====== Data provided ======

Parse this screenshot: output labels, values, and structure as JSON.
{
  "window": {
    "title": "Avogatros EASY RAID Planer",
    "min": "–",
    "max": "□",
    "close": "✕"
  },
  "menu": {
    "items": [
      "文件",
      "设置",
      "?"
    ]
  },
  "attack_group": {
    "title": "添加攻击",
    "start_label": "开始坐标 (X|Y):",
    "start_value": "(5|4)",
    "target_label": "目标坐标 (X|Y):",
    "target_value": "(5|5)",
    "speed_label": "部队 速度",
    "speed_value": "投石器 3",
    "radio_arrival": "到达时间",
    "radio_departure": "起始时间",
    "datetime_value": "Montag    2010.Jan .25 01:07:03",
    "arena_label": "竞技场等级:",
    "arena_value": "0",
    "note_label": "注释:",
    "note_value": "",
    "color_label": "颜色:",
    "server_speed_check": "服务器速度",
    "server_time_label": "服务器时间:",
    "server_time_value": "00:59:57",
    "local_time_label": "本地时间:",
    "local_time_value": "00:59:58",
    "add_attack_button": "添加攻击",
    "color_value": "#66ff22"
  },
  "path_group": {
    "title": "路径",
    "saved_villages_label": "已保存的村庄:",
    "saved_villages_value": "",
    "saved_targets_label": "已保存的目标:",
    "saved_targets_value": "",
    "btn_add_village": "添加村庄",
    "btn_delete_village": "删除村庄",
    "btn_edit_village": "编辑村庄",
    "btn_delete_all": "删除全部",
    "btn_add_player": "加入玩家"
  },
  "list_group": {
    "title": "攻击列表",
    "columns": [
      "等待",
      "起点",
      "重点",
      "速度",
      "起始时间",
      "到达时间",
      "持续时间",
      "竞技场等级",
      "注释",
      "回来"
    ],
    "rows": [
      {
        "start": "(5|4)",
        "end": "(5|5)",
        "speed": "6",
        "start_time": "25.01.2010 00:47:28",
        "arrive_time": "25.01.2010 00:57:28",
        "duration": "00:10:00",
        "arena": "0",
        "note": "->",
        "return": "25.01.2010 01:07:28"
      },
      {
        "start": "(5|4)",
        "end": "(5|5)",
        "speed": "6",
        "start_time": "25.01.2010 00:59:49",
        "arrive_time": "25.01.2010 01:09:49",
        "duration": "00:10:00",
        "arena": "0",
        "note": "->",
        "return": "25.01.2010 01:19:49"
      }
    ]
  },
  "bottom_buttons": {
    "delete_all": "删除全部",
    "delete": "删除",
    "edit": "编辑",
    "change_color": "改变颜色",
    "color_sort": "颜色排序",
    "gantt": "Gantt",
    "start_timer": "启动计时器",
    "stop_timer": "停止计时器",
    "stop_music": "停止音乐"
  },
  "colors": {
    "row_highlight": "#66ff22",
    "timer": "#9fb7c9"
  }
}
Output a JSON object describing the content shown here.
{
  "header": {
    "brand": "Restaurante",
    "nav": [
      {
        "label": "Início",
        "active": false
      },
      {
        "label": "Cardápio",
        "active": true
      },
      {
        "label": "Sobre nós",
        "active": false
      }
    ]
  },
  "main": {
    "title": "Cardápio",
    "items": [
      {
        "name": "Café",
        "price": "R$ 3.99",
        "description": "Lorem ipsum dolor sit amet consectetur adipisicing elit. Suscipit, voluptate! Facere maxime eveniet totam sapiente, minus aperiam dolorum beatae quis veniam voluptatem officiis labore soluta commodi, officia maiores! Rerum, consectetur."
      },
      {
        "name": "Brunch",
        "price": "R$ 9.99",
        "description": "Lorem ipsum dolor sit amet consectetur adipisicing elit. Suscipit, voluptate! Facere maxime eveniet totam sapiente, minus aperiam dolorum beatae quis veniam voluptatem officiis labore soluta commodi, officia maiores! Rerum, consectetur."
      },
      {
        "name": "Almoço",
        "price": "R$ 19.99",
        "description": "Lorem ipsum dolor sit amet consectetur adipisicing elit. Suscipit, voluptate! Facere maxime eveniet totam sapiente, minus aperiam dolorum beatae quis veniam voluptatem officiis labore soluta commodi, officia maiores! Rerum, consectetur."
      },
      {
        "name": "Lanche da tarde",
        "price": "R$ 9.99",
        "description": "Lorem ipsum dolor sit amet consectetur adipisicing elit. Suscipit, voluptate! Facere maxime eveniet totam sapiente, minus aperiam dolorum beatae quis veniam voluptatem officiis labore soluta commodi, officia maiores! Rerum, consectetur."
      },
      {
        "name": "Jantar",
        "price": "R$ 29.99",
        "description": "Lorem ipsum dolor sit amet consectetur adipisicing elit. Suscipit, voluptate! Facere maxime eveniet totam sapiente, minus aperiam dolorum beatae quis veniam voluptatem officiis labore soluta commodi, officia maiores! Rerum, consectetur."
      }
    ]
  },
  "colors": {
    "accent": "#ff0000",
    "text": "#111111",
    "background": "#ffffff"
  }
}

======

*What needs to be done:*
How many lines in the data contain the string "title"? Respond with the number only.

*Answer to the exercise:*
5